Source data:
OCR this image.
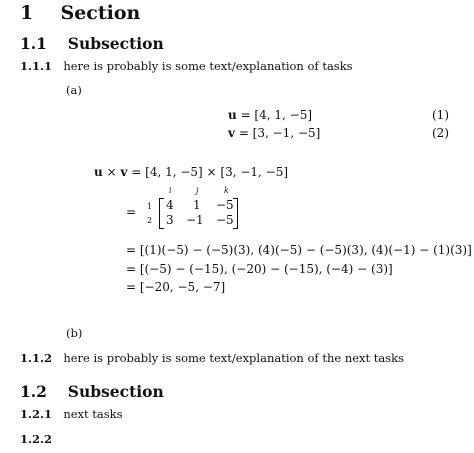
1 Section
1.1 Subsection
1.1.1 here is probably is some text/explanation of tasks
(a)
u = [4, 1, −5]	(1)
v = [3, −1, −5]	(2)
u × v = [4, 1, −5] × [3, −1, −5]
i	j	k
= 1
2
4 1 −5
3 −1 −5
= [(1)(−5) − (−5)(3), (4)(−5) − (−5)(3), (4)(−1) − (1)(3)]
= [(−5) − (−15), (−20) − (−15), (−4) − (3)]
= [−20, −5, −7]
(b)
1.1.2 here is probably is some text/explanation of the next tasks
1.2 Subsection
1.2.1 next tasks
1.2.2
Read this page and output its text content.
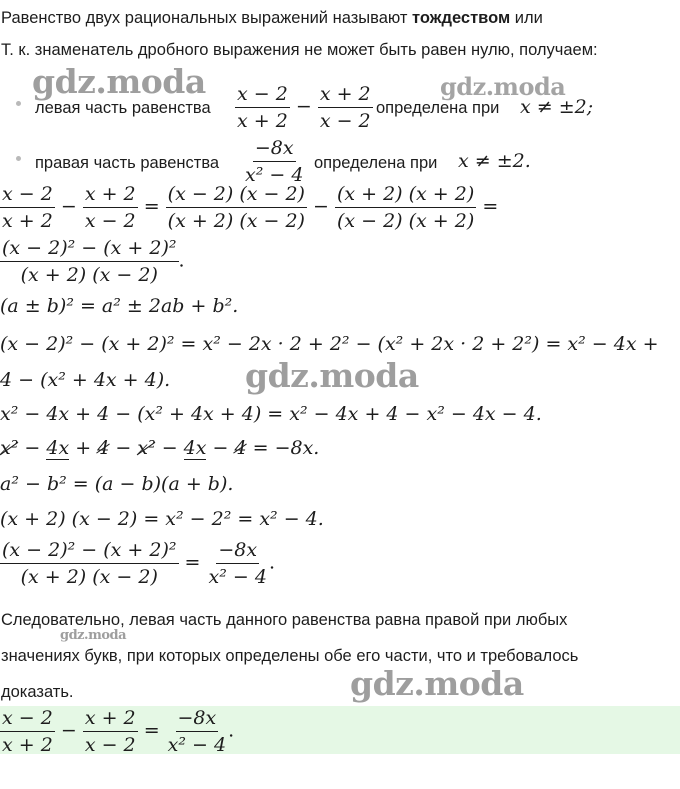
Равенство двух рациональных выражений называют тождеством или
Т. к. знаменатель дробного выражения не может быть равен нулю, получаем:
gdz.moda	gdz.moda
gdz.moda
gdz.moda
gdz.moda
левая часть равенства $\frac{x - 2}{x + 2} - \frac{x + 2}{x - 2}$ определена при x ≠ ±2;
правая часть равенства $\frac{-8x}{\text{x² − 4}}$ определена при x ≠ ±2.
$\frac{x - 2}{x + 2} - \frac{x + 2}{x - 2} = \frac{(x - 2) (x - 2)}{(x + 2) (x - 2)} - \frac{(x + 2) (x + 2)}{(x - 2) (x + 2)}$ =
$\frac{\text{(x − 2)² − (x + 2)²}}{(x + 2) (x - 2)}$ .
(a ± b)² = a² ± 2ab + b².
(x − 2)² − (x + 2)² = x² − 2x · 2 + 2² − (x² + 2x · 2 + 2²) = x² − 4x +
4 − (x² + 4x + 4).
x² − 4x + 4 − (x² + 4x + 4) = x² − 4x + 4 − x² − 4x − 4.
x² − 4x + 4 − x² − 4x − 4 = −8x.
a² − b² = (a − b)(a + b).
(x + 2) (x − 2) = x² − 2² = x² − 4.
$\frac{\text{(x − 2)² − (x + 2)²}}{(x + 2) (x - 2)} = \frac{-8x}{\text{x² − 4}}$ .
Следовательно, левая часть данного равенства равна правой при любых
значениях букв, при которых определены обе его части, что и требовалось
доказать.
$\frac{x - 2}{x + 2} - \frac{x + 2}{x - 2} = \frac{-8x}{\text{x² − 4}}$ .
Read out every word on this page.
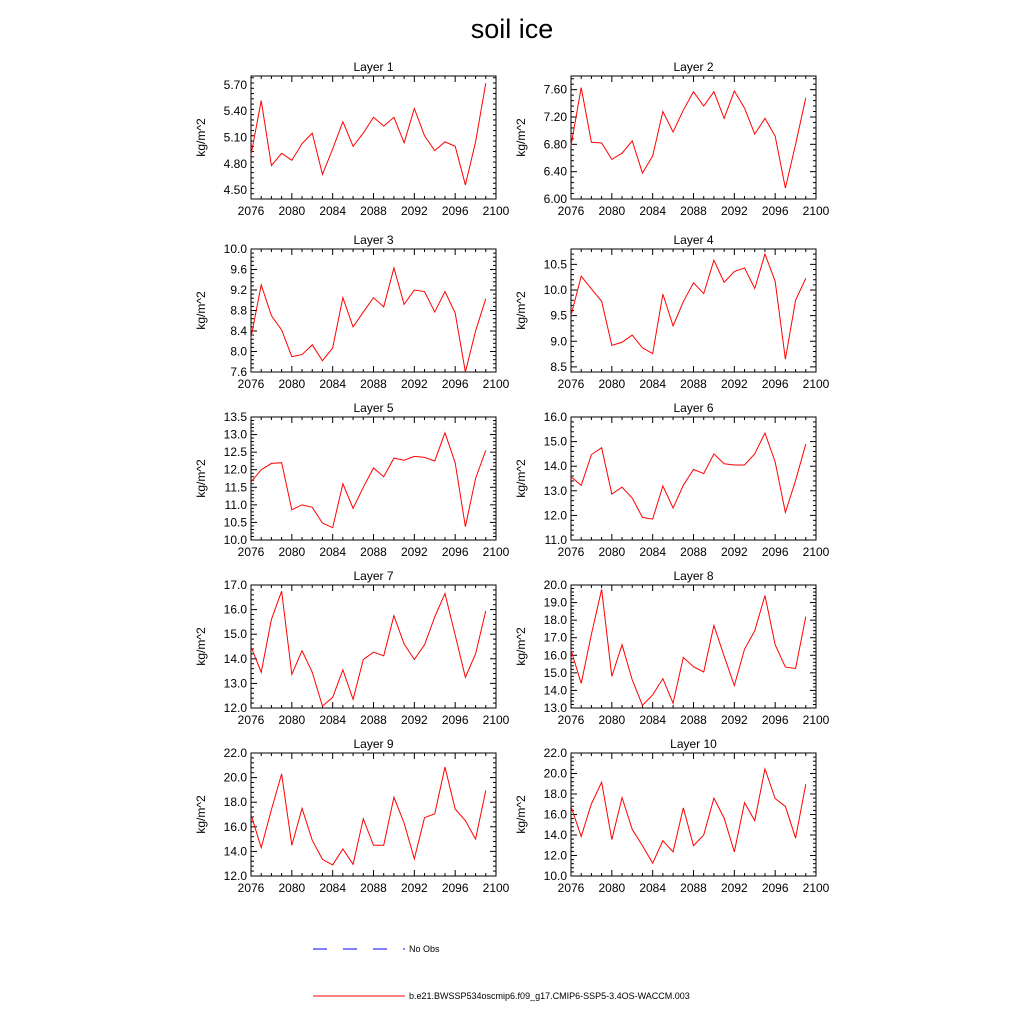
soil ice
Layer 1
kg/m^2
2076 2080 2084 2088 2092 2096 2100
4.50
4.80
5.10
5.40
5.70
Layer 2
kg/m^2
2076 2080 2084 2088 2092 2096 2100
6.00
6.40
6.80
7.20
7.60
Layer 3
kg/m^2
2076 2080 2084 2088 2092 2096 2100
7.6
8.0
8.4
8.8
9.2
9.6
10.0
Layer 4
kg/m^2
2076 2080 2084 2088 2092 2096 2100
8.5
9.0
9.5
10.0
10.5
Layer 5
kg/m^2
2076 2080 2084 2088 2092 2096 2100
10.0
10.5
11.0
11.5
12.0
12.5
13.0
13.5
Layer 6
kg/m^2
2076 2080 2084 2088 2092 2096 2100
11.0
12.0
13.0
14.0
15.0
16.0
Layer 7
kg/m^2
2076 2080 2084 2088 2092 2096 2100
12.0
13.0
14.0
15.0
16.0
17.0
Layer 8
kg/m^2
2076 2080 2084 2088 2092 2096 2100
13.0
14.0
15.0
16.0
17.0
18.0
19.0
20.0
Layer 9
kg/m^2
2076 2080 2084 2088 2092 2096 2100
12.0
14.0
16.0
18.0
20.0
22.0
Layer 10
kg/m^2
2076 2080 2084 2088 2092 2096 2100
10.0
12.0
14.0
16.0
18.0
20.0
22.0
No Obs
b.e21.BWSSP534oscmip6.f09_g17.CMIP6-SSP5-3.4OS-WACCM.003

==

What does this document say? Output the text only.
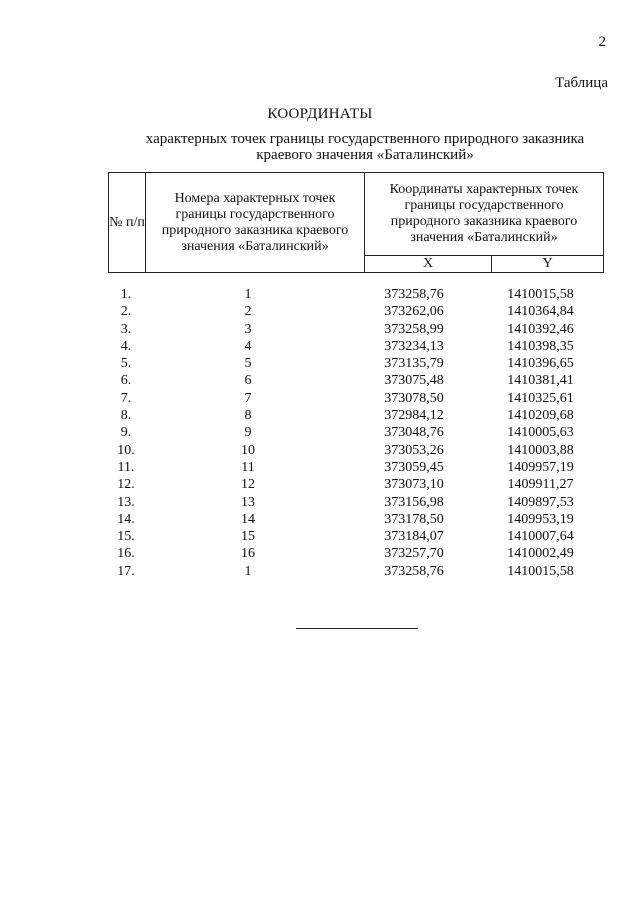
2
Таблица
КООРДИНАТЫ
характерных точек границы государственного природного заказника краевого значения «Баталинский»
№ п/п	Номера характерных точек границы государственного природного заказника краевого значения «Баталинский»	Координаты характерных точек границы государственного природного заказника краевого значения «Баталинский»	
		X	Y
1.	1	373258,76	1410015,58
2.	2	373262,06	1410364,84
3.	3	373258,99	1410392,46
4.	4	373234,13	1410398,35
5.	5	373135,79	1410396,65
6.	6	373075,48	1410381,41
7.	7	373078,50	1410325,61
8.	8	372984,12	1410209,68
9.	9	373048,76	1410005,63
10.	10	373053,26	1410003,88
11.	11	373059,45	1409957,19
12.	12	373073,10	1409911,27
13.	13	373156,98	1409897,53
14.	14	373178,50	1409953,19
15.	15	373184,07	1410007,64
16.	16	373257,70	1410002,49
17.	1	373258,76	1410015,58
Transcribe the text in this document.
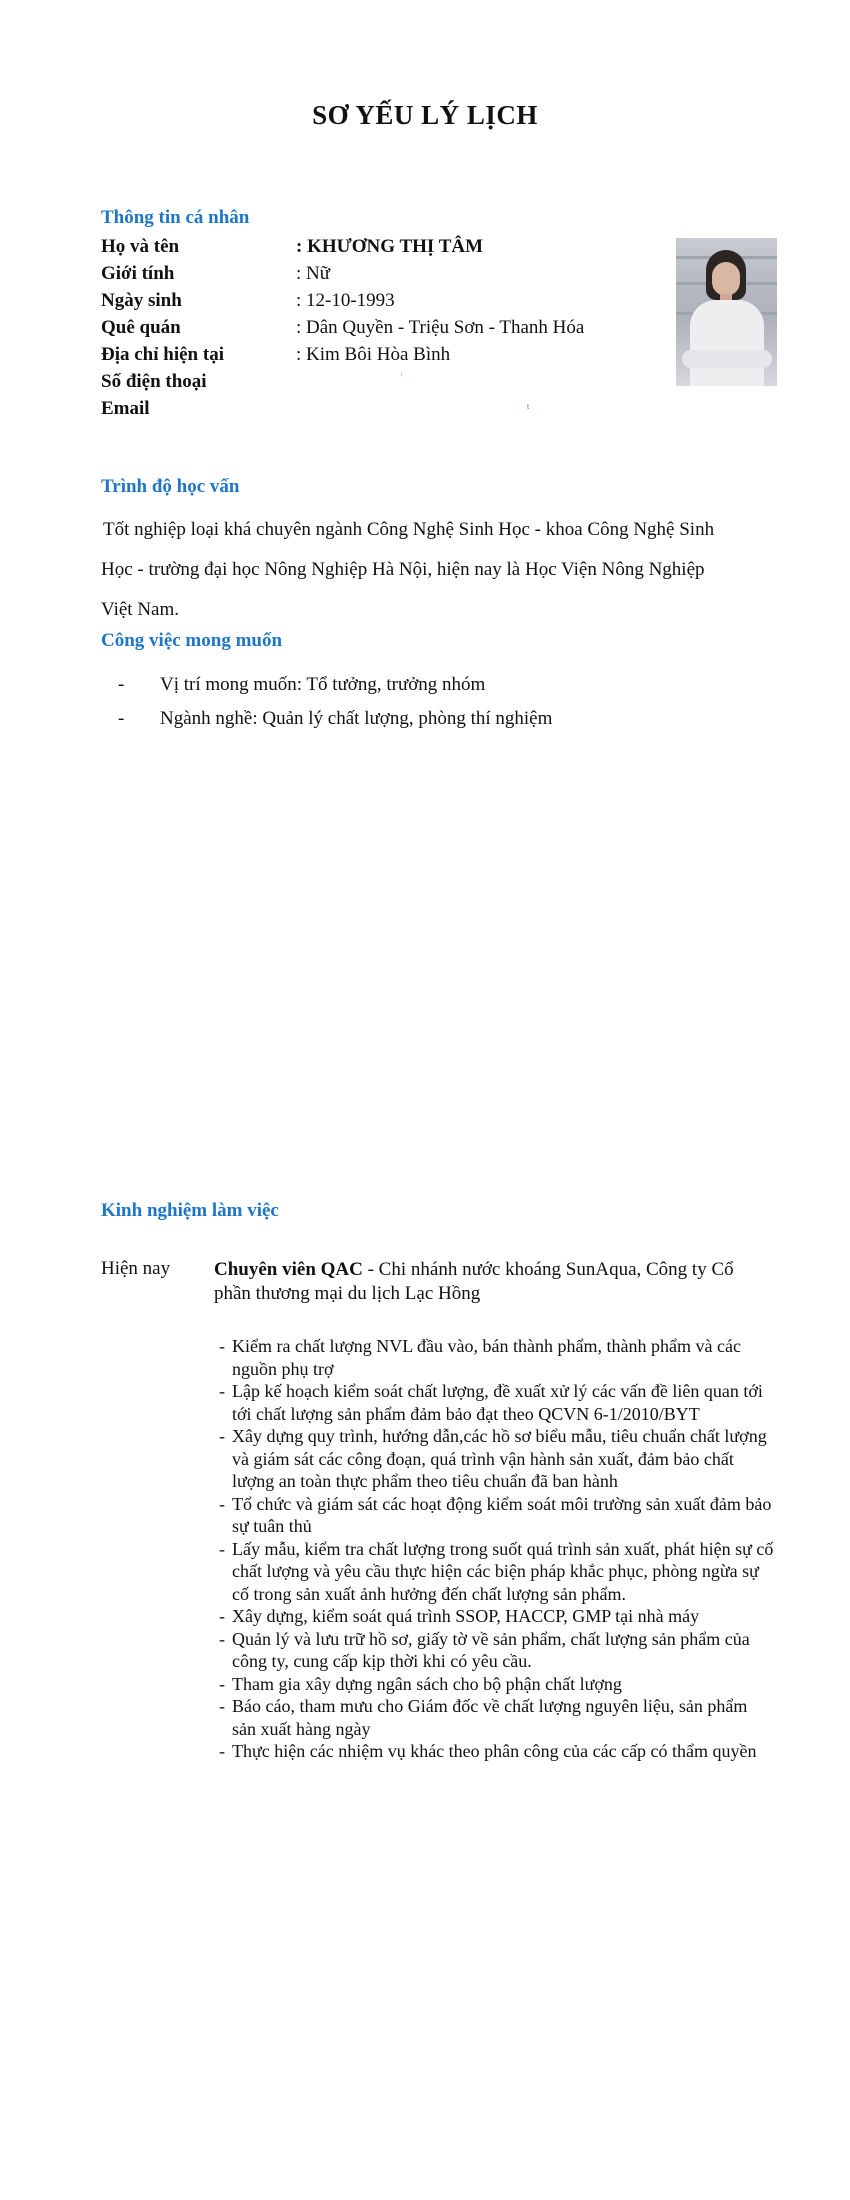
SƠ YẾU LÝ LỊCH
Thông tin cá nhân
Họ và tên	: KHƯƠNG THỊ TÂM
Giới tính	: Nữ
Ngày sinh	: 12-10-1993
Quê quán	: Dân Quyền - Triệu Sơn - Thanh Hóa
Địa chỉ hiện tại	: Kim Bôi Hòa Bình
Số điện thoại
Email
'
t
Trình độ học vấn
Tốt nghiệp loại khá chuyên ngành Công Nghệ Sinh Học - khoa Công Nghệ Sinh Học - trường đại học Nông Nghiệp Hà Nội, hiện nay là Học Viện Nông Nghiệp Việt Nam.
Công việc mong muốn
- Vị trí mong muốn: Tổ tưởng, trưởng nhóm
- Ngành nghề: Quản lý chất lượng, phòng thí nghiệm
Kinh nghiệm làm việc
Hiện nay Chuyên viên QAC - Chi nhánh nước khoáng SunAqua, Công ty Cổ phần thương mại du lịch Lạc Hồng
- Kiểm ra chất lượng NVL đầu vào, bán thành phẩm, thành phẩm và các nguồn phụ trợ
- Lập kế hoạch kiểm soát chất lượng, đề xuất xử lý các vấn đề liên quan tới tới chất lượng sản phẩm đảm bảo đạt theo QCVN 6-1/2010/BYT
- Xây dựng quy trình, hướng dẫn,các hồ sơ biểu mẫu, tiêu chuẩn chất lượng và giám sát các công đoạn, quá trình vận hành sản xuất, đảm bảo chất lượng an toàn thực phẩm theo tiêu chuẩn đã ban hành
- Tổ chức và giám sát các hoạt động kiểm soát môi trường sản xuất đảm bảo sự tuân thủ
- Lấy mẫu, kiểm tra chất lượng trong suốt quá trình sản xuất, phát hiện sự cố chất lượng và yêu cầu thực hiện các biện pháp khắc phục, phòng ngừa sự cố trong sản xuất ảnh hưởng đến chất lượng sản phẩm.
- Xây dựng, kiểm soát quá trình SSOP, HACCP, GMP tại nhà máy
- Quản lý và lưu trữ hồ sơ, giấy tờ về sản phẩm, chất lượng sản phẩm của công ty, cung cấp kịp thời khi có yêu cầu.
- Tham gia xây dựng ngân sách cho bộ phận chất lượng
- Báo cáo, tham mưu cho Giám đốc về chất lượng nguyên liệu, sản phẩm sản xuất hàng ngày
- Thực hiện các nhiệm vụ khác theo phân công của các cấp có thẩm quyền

◆ WHAT TO DO: Find each line with the string "Баталинский" and copy it out.

◆ ANSWER IN FULL:
характерных точек границы государственного природного заказника краевого значения «Баталинский»
№ п/п	Номера характерных точек границы государственного природного заказника краевого значения «Баталинский»	Координаты характерных точек границы государственного природного заказника краевого значения «Баталинский»	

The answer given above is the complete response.